Exercise prompt
Swap every "checkbox" in the records below for "tickbox" and reproduce everything else unchanged.
:: Dataset entries ::
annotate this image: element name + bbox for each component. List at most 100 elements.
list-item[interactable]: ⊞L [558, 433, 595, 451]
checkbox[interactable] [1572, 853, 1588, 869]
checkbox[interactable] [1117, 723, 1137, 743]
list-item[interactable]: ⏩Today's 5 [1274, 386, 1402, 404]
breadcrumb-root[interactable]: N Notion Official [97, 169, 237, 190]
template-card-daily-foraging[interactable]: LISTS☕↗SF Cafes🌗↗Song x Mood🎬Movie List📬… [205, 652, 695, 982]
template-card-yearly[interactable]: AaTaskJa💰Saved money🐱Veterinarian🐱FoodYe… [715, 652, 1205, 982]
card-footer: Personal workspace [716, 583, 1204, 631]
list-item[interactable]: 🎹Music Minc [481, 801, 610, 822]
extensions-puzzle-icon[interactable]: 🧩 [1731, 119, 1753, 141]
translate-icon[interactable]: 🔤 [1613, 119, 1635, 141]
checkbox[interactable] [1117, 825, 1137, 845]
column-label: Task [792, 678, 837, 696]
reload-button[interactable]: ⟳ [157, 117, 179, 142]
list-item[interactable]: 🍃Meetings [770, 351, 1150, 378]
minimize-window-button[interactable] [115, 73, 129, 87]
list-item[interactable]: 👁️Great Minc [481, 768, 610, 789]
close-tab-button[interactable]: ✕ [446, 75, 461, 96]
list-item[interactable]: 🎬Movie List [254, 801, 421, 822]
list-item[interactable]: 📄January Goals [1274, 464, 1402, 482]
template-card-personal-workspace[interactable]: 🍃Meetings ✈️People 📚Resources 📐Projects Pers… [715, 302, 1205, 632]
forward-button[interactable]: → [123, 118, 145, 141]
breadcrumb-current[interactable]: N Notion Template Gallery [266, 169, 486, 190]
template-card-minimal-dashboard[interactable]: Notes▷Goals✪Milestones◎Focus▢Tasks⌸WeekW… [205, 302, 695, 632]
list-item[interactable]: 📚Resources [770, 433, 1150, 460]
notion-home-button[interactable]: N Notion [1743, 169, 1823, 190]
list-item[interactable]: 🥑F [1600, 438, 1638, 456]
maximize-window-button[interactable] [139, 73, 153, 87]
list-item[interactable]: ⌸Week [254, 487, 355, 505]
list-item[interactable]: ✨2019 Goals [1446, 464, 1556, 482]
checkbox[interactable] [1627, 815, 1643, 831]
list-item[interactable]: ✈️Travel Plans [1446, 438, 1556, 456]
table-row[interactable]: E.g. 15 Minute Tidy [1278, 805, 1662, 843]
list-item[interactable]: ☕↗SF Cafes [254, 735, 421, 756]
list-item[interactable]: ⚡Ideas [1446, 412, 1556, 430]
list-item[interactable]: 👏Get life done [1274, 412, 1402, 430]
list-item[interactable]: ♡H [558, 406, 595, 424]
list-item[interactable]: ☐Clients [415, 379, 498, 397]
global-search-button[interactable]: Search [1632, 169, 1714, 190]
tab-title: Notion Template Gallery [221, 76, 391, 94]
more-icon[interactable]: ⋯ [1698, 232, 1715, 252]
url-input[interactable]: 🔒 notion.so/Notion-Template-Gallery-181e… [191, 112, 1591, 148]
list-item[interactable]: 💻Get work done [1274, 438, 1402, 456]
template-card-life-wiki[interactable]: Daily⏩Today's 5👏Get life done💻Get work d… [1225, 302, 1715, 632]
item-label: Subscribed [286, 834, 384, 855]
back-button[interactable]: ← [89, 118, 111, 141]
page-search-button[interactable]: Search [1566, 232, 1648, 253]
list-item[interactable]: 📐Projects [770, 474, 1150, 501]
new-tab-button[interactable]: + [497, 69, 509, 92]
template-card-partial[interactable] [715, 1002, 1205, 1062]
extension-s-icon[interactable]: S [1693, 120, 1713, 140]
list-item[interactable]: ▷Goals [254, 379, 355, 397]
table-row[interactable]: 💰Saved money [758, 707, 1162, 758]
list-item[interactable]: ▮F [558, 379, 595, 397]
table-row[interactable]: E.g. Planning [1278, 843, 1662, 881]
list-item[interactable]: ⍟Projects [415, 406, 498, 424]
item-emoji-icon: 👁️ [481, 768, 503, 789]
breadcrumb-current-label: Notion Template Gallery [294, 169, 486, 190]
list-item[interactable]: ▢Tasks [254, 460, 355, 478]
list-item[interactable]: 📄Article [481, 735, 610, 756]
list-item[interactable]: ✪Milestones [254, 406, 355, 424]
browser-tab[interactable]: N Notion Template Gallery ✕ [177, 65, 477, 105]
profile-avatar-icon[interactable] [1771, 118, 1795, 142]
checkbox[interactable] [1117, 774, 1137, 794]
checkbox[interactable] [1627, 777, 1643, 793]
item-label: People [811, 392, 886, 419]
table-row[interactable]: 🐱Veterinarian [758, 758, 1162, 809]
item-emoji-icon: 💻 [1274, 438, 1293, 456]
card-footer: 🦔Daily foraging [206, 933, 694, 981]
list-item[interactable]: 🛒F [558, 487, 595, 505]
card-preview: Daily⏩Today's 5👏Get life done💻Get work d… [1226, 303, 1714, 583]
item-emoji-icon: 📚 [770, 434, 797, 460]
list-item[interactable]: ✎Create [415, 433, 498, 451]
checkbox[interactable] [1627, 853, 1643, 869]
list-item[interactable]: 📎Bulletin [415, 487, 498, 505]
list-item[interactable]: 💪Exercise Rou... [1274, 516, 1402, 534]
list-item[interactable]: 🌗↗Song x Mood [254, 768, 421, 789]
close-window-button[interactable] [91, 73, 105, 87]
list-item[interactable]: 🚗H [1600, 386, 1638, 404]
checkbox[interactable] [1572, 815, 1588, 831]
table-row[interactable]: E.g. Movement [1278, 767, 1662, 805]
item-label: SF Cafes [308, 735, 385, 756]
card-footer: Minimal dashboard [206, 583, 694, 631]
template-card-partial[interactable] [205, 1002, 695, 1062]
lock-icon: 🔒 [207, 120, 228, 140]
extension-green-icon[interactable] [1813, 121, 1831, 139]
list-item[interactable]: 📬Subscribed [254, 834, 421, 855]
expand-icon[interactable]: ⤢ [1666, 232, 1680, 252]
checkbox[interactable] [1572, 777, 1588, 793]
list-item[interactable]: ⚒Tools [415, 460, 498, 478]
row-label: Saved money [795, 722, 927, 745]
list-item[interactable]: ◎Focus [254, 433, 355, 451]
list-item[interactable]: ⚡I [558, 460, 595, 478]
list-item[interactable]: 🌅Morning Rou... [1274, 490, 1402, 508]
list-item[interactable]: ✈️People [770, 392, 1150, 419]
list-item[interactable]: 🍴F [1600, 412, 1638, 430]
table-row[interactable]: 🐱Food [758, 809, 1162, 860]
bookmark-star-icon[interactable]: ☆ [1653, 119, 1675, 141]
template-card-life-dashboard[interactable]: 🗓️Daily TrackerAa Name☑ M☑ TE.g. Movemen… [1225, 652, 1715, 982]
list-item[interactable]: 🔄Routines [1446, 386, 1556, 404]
:::
Final result
annotate this image: element name + bbox for each component. List at most 100 elements.
list-item[interactable]: ⊞L [558, 433, 595, 451]
tickbox[interactable] [1572, 853, 1588, 869]
tickbox[interactable] [1117, 723, 1137, 743]
list-item[interactable]: ⏩Today's 5 [1274, 386, 1402, 404]
breadcrumb-root[interactable]: N Notion Official [97, 169, 237, 190]
template-card-daily-foraging[interactable]: LISTS☕↗SF Cafes🌗↗Song x Mood🎬Movie List📬… [205, 652, 695, 982]
template-card-yearly[interactable]: AaTaskJa💰Saved money🐱Veterinarian🐱FoodYe… [715, 652, 1205, 982]
card-footer: Personal workspace [716, 583, 1204, 631]
list-item[interactable]: 🎹Music Minc [481, 801, 610, 822]
extensions-puzzle-icon[interactable]: 🧩 [1731, 119, 1753, 141]
translate-icon[interactable]: 🔤 [1613, 119, 1635, 141]
tickbox[interactable] [1117, 825, 1137, 845]
column-label: Task [792, 678, 837, 696]
reload-button[interactable]: ⟳ [157, 117, 179, 142]
list-item[interactable]: 🍃Meetings [770, 351, 1150, 378]
minimize-window-button[interactable] [115, 73, 129, 87]
list-item[interactable]: 👁️Great Minc [481, 768, 610, 789]
close-tab-button[interactable]: ✕ [446, 75, 461, 96]
list-item[interactable]: 🎬Movie List [254, 801, 421, 822]
list-item[interactable]: 📄January Goals [1274, 464, 1402, 482]
template-card-personal-workspace[interactable]: 🍃Meetings ✈️People 📚Resources 📐Projects Pers… [715, 302, 1205, 632]
forward-button[interactable]: → [123, 118, 145, 141]
breadcrumb-current[interactable]: N Notion Template Gallery [266, 169, 486, 190]
template-card-minimal-dashboard[interactable]: Notes▷Goals✪Milestones◎Focus▢Tasks⌸WeekW… [205, 302, 695, 632]
list-item[interactable]: 📚Resources [770, 433, 1150, 460]
notion-home-button[interactable]: N Notion [1743, 169, 1823, 190]
list-item[interactable]: 🥑F [1600, 438, 1638, 456]
maximize-window-button[interactable] [139, 73, 153, 87]
list-item[interactable]: ⌸Week [254, 487, 355, 505]
list-item[interactable]: ✨2019 Goals [1446, 464, 1556, 482]
tickbox[interactable] [1627, 815, 1643, 831]
list-item[interactable]: ✈️Travel Plans [1446, 438, 1556, 456]
table-row[interactable]: E.g. 15 Minute Tidy [1278, 805, 1662, 843]
list-item[interactable]: ☕↗SF Cafes [254, 735, 421, 756]
list-item[interactable]: ⚡Ideas [1446, 412, 1556, 430]
list-item[interactable]: 👏Get life done [1274, 412, 1402, 430]
list-item[interactable]: ♡H [558, 406, 595, 424]
list-item[interactable]: ☐Clients [415, 379, 498, 397]
global-search-button[interactable]: Search [1632, 169, 1714, 190]
tab-title: Notion Template Gallery [221, 76, 391, 94]
more-icon[interactable]: ⋯ [1698, 232, 1715, 252]
url-input[interactable]: 🔒 notion.so/Notion-Template-Gallery-181e… [191, 112, 1591, 148]
list-item[interactable]: 💻Get work done [1274, 438, 1402, 456]
template-card-life-wiki[interactable]: Daily⏩Today's 5👏Get life done💻Get work d… [1225, 302, 1715, 632]
item-label: Subscribed [286, 834, 384, 855]
back-button[interactable]: ← [89, 118, 111, 141]
page-search-button[interactable]: Search [1566, 232, 1648, 253]
list-item[interactable]: 📐Projects [770, 474, 1150, 501]
new-tab-button[interactable]: + [497, 69, 509, 92]
template-card-partial[interactable] [715, 1002, 1205, 1062]
extension-s-icon[interactable]: S [1693, 120, 1713, 140]
list-item[interactable]: ▷Goals [254, 379, 355, 397]
table-row[interactable]: 💰Saved money [758, 707, 1162, 758]
list-item[interactable]: ▮F [558, 379, 595, 397]
table-row[interactable]: E.g. Planning [1278, 843, 1662, 881]
list-item[interactable]: ⍟Projects [415, 406, 498, 424]
item-emoji-icon: 👁️ [481, 768, 503, 789]
breadcrumb-current-label: Notion Template Gallery [294, 169, 486, 190]
list-item[interactable]: ▢Tasks [254, 460, 355, 478]
list-item[interactable]: 📄Article [481, 735, 610, 756]
list-item[interactable]: ✪Milestones [254, 406, 355, 424]
browser-tab[interactable]: N Notion Template Gallery ✕ [177, 65, 477, 105]
profile-avatar-icon[interactable] [1771, 118, 1795, 142]
tickbox[interactable] [1117, 774, 1137, 794]
tickbox[interactable] [1627, 777, 1643, 793]
item-label: People [811, 392, 886, 419]
table-row[interactable]: 🐱Veterinarian [758, 758, 1162, 809]
item-emoji-icon: 💻 [1274, 438, 1293, 456]
card-footer: 🦔Daily foraging [206, 933, 694, 981]
list-item[interactable]: 🛒F [558, 487, 595, 505]
card-preview: Daily⏩Today's 5👏Get life done💻Get work d… [1226, 303, 1714, 583]
item-emoji-icon: 📚 [770, 434, 797, 460]
list-item[interactable]: ✎Create [415, 433, 498, 451]
tickbox[interactable] [1627, 853, 1643, 869]
list-item[interactable]: 📎Bulletin [415, 487, 498, 505]
list-item[interactable]: 💪Exercise Rou... [1274, 516, 1402, 534]
list-item[interactable]: 🌗↗Song x Mood [254, 768, 421, 789]
close-window-button[interactable] [91, 73, 105, 87]
list-item[interactable]: 🚗H [1600, 386, 1638, 404]
tickbox[interactable] [1572, 815, 1588, 831]
table-row[interactable]: E.g. Movement [1278, 767, 1662, 805]
item-label: SF Cafes [308, 735, 385, 756]
card-footer: Minimal dashboard [206, 583, 694, 631]
template-card-partial[interactable] [205, 1002, 695, 1062]
lock-icon: 🔒 [207, 120, 228, 140]
extension-green-icon[interactable] [1813, 121, 1831, 139]
list-item[interactable]: 📬Subscribed [254, 834, 421, 855]
expand-icon[interactable]: ⤢ [1666, 232, 1680, 252]
tickbox[interactable] [1572, 777, 1588, 793]
list-item[interactable]: ⚒Tools [415, 460, 498, 478]
row-label: Saved money [795, 722, 927, 745]
list-item[interactable]: ◎Focus [254, 433, 355, 451]
list-item[interactable]: ⚡I [558, 460, 595, 478]
list-item[interactable]: 🌅Morning Rou... [1274, 490, 1402, 508]
list-item[interactable]: ✈️People [770, 392, 1150, 419]
list-item[interactable]: 🍴F [1600, 412, 1638, 430]
table-row[interactable]: 🐱Food [758, 809, 1162, 860]
bookmark-star-icon[interactable]: ☆ [1653, 119, 1675, 141]
template-card-life-dashboard[interactable]: 🗓️Daily TrackerAa Name☑ M☑ TE.g. Movemen… [1225, 652, 1715, 982]
list-item[interactable]: 🔄Routines [1446, 386, 1556, 404]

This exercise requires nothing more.